---------- Source document ----------
FIG. 6B shows an optional multi-pass optical amplifier 650, characterized by a “bow tie” shaped optical path 651, including a gain element 652 and four beam directors 654, 656, 658, and 660. A seed-pulse enters amplifier 650 along optical path 662 and passes through gain element 652 and proceeds along optical path 651 toward beam director 654. Beam director 654 redirects the pulse along the next leg of optical path 651 toward beam director 656, which in turn redirects the pulse back through gain element 652 and toward beam director 658. Beam director 658 then directs the pulse toward beam director 660, which in turn directs the pulse through gain element 652 a third time and out of amplifier 650 via optical path 664. The pulse is amplified each time it passes through gain element 652, with power provided by a pump laser beam.

Those skilled in the art will recognize that there are many variations on this type of amplifier. In its simplest form, an amplifier of this type could consist simply of a gain element and a pumping means, with the beam making only one pass (although this is not technically a multi-pass amplifier) through the element. At the other extreme, a large number of beam directors could be arranged around the gain element, greatly increasing the number of passes by the beam through the gain element.

The present invention has been disclosed with reference to a preferred embodiment and several alternate embodiments. Specific details have been set forth, such as the number of medium elements in a pump laser or amplifier, specific beam paths, and methods for switching pulses into and out of an amplifier. Those skilled in the art will understand that the invention may be practiced apart from the specific details set forth herein.

Claims

1. A method for amplifying an optical pulse in a laser comprising the steps of:

generating a pulsed light in a Q-switched, amplifier pump laser including an intracavity frequency altering device wherein said pump laser includes an elongated gain medium have a light propagation axis extending longitudinally therethrough and wherein said gain medium is pumped by at least two elongated diode laser pump sources mounted along the side of the gain medium at two circumferentially spaced apart positions;
directing the pulsed light to an optical gain element of an optical amplifier comprising a medium of optically responsive atoms;
exciting the atoms to a metastable state using the pulsed light; and
directing a seed pulse at the gain element of an said optical amplifier, thereby causing the excited atoms to emit an amplified optical pulse.; and
redirecting the amplified optical pulse through the gain element, thereby causing the excited atoms to emit a further amplified optical pulse.

2. The method of claim 1 wherein said step of generating a pulsed light includes altering a frequency of said light with a frequency altering device.

3. The method of claim 2 1 wherein said step of altering the frequency of said light utilizes intracavity frequency altering device is a frequency doubling crystal.

4. The method of claim 2 further comprising:

disposing intracavity said frequency altering device.

5. The method of claim 2 1 wherein said step of generating a pulsed light includes providing output coupler means.
---------- Listing ----------
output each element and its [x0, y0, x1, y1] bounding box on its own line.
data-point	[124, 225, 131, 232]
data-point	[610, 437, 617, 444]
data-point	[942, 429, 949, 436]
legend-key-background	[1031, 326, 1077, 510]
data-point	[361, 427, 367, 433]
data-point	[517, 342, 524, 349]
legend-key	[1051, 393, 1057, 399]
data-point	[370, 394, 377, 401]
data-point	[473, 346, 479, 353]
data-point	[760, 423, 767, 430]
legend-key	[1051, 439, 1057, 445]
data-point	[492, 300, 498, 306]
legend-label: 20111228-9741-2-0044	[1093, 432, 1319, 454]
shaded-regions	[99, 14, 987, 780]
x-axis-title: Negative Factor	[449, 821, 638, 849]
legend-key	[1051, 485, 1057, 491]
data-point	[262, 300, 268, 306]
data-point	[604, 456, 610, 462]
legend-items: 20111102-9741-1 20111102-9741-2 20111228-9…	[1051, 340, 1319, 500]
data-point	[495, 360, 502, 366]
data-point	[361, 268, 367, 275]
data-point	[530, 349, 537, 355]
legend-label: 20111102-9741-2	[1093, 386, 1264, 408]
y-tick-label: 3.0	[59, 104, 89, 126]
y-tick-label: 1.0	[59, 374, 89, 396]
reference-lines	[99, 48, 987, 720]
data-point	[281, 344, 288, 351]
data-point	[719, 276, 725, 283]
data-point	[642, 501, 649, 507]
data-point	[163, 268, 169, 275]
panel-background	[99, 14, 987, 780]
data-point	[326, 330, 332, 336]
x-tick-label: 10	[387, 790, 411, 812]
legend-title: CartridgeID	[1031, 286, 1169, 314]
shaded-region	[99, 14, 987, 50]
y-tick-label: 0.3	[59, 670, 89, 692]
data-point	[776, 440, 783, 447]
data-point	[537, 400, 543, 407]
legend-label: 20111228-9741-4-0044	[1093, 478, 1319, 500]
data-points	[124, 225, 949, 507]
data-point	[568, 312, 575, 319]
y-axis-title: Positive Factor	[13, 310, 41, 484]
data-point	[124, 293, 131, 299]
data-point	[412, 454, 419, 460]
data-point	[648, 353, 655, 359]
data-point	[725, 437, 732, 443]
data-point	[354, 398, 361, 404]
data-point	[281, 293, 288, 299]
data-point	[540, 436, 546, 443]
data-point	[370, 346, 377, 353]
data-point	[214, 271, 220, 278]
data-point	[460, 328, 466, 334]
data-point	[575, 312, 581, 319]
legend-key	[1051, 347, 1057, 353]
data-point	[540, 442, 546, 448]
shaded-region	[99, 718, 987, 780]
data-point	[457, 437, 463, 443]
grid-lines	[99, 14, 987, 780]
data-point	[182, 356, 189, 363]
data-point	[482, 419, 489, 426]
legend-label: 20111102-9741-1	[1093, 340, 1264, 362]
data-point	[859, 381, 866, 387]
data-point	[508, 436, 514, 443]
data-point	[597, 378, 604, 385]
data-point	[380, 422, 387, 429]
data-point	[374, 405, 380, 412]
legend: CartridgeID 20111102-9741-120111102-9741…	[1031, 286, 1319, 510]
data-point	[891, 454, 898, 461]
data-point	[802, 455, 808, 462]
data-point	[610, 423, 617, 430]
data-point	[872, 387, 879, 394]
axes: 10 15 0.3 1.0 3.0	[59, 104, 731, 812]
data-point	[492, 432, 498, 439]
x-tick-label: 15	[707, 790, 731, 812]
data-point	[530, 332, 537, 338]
----------
* _Tasks to perform_
1) From the amplifier patent excerpt, return the stretch from "The present invention" through "set forth herein.".
2) In the amplifier patent excerpt, how many beam directors does the optional multi-pass optical amplifier 650 include?

* _Solutions below_
1)
The present invention has been disclosed with reference to a preferred embodiment and several alternate embodiments. Specific details have been set forth, such as the number of medium elements in a pump laser or amplifier, specific beam paths, and methods for switching pulses into and out of an amplifier. Those skilled in the art will understand that the invention may be practiced apart from the specific details set forth herein.

2) Four: 654, 656, 658, and 660.